Saved data entries:

──────────────────────────────

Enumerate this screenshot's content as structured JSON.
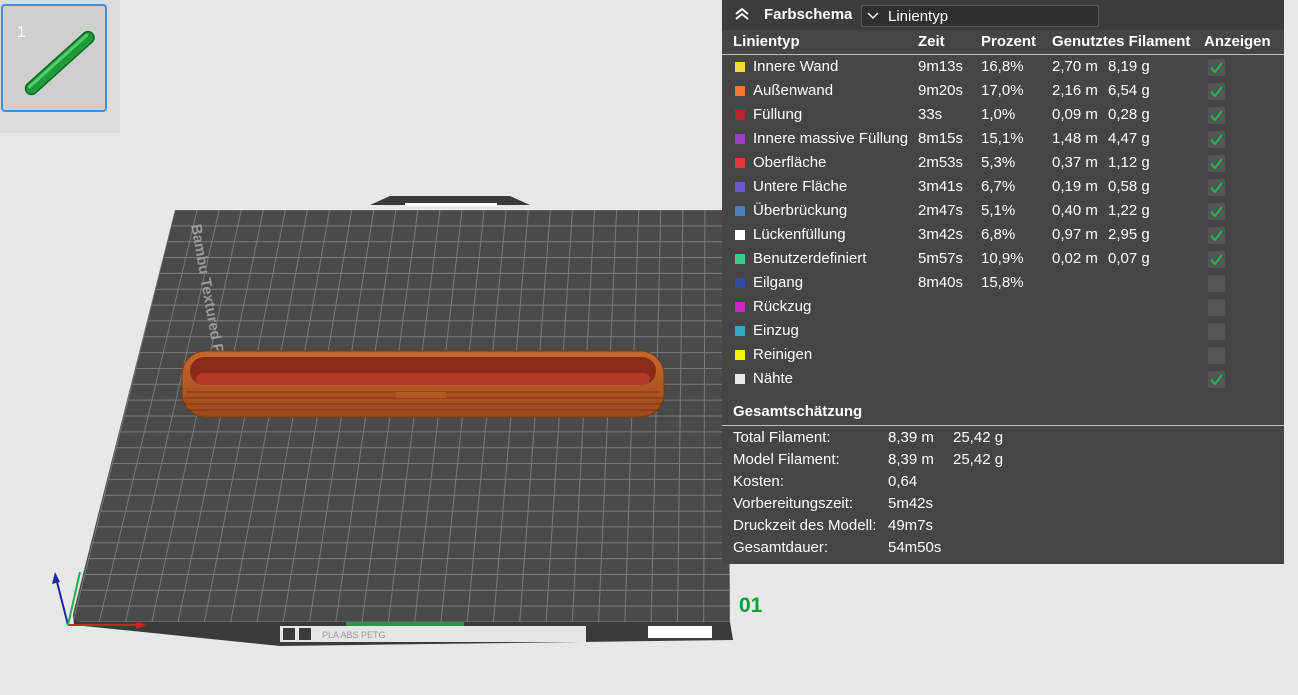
{
  "plate_thumbnail": {
    "number": "1"
  },
  "plate_label": "01",
  "bed": {
    "brand_text": "Bambu Textured PEI Plate",
    "filament_types": "PLA ABS PETG"
  },
  "legend": {
    "title": "Farbschema",
    "view_type": "Linientyp",
    "columns": [
      "Linientyp",
      "Zeit",
      "Prozent",
      "Genutztes Filament",
      "Anzeigen"
    ],
    "rows": [
      {
        "name": "Innere Wand",
        "color": "#f2d83c",
        "time": "9m13s",
        "percent": "16,8%",
        "length": "2,70 m",
        "weight": "8,19 g",
        "show": true
      },
      {
        "name": "Außenwand",
        "color": "#f07a32",
        "time": "9m20s",
        "percent": "17,0%",
        "length": "2,16 m",
        "weight": "6,54 g",
        "show": true
      },
      {
        "name": "Füllung",
        "color": "#b02a2a",
        "time": "33s",
        "percent": "1,0%",
        "length": "0,09 m",
        "weight": "0,28 g",
        "show": true
      },
      {
        "name": "Innere massive Füllung",
        "color": "#9b3fbf",
        "time": "8m15s",
        "percent": "15,1%",
        "length": "1,48 m",
        "weight": "4,47 g",
        "show": true
      },
      {
        "name": "Oberfläche",
        "color": "#e23a3a",
        "time": "2m53s",
        "percent": "5,3%",
        "length": "0,37 m",
        "weight": "1,12 g",
        "show": true
      },
      {
        "name": "Untere Fläche",
        "color": "#6b5bc9",
        "time": "3m41s",
        "percent": "6,7%",
        "length": "0,19 m",
        "weight": "0,58 g",
        "show": true
      },
      {
        "name": "Überbrückung",
        "color": "#4a7fc0",
        "time": "2m47s",
        "percent": "5,1%",
        "length": "0,40 m",
        "weight": "1,22 g",
        "show": true
      },
      {
        "name": "Lückenfüllung",
        "color": "#ffffff",
        "time": "3m42s",
        "percent": "6,8%",
        "length": "0,97 m",
        "weight": "2,95 g",
        "show": true
      },
      {
        "name": "Benutzerdefiniert",
        "color": "#3fcc8a",
        "time": "5m57s",
        "percent": "10,9%",
        "length": "0,02 m",
        "weight": "0,07 g",
        "show": true
      },
      {
        "name": "Eilgang",
        "color": "#2f4f9f",
        "time": "8m40s",
        "percent": "15,8%",
        "length": "",
        "weight": "",
        "show": false
      },
      {
        "name": "Rückzug",
        "color": "#c42ac4",
        "time": "",
        "percent": "",
        "length": "",
        "weight": "",
        "show": false
      },
      {
        "name": "Einzug",
        "color": "#3aa7c9",
        "time": "",
        "percent": "",
        "length": "",
        "weight": "",
        "show": false
      },
      {
        "name": "Reinigen",
        "color": "#f5f500",
        "time": "",
        "percent": "",
        "length": "",
        "weight": "",
        "show": false
      },
      {
        "name": "Nähte",
        "color": "#e9e9e9",
        "time": "",
        "percent": "",
        "length": "",
        "weight": "",
        "show": true
      }
    ],
    "summary_title": "Gesamtschätzung",
    "summary": [
      {
        "label": "Total Filament:",
        "value": "8,39 m",
        "value2": "25,42 g"
      },
      {
        "label": "Model Filament:",
        "value": "8,39 m",
        "value2": "25,42 g"
      },
      {
        "label": "Kosten:",
        "value": "0,64",
        "value2": ""
      },
      {
        "label": "Vorbereitungszeit:",
        "value": "5m42s",
        "value2": ""
      },
      {
        "label": "Druckzeit des Modell:",
        "value": "49m7s",
        "value2": ""
      },
      {
        "label": "Gesamtdauer:",
        "value": "54m50s",
        "value2": ""
      }
    ]
  }
}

──────────────────────────────

> **EXERCISE TASK**: In your copy of the listing above, reproduce each line exactly and omit all pictures.

> **ANSWER BELOW**:
Enumerate this screenshot's content as structured JSON.
{
  "plate_thumbnail": {
    "number": "1"
  },
  "plate_label": "01",
  "bed": {
    "brand_text": "Bambu Textured PEI Plate",
    "filament_types": "PLA ABS PETG"
  },
  "legend": {
    "title": "Farbschema",
    "view_type": "Linientyp",
    "columns": [
      "Linientyp",
      "Zeit",
      "Prozent",
      "Genutztes Filament",
      "Anzeigen"
    ],
    "rows": [
      {
        "name": "Innere Wand",
        "color": "#f2d83c",
        "time": "9m13s",
        "percent": "16,8%",
        "length": "2,70 m",
        "weight": "8,19 g",
        "show": true
      },
      {
        "name": "Außenwand",
        "color": "#f07a32",
        "time": "9m20s",
        "percent": "17,0%",
        "length": "2,16 m",
        "weight": "6,54 g",
        "show": true
      },
      {
        "name": "Füllung",
        "color": "#b02a2a",
        "time": "33s",
        "percent": "1,0%",
        "length": "0,09 m",
        "weight": "0,28 g",
        "show": true
      },
      {
        "name": "Innere massive Füllung",
        "color": "#9b3fbf",
        "time": "8m15s",
        "percent": "15,1%",
        "length": "1,48 m",
        "weight": "4,47 g",
        "show": true
      },
      {
        "name": "Oberfläche",
        "color": "#e23a3a",
        "time": "2m53s",
        "percent": "5,3%",
        "length": "0,37 m",
        "weight": "1,12 g",
        "show": true
      },
      {
        "name": "Untere Fläche",
        "color": "#6b5bc9",
        "time": "3m41s",
        "percent": "6,7%",
        "length": "0,19 m",
        "weight": "0,58 g",
        "show": true
      },
      {
        "name": "Überbrückung",
        "color": "#4a7fc0",
        "time": "2m47s",
        "percent": "5,1%",
        "length": "0,40 m",
        "weight": "1,22 g",
        "show": true
      },
      {
        "name": "Lückenfüllung",
        "color": "#ffffff",
        "time": "3m42s",
        "percent": "6,8%",
        "length": "0,97 m",
        "weight": "2,95 g",
        "show": true
      },
      {
        "name": "Benutzerdefiniert",
        "color": "#3fcc8a",
        "time": "5m57s",
        "percent": "10,9%",
        "length": "0,02 m",
        "weight": "0,07 g",
        "show": true
      },
      {
        "name": "Eilgang",
        "color": "#2f4f9f",
        "time": "8m40s",
        "percent": "15,8%",
        "length": "",
        "weight": "",
        "show": false
      },
      {
        "name": "Rückzug",
        "color": "#c42ac4",
        "time": "",
        "percent": "",
        "length": "",
        "weight": "",
        "show": false
      },
      {
        "name": "Einzug",
        "color": "#3aa7c9",
        "time": "",
        "percent": "",
        "length": "",
        "weight": "",
        "show": false
      },
      {
        "name": "Reinigen",
        "color": "#f5f500",
        "time": "",
        "percent": "",
        "length": "",
        "weight": "",
        "show": false
      },
      {
        "name": "Nähte",
        "color": "#e9e9e9",
        "time": "",
        "percent": "",
        "length": "",
        "weight": "",
        "show": true
      }
    ],
    "summary_title": "Gesamtschätzung",
    "summary": [
      {
        "label": "Total Filament:",
        "value": "8,39 m",
        "value2": "25,42 g"
      },
      {
        "label": "Model Filament:",
        "value": "8,39 m",
        "value2": "25,42 g"
      },
      {
        "label": "Kosten:",
        "value": "0,64",
        "value2": ""
      },
      {
        "label": "Vorbereitungszeit:",
        "value": "5m42s",
        "value2": ""
      },
      {
        "label": "Druckzeit des Modell:",
        "value": "49m7s",
        "value2": ""
      },
      {
        "label": "Gesamtdauer:",
        "value": "54m50s",
        "value2": ""
      }
    ]
  }
}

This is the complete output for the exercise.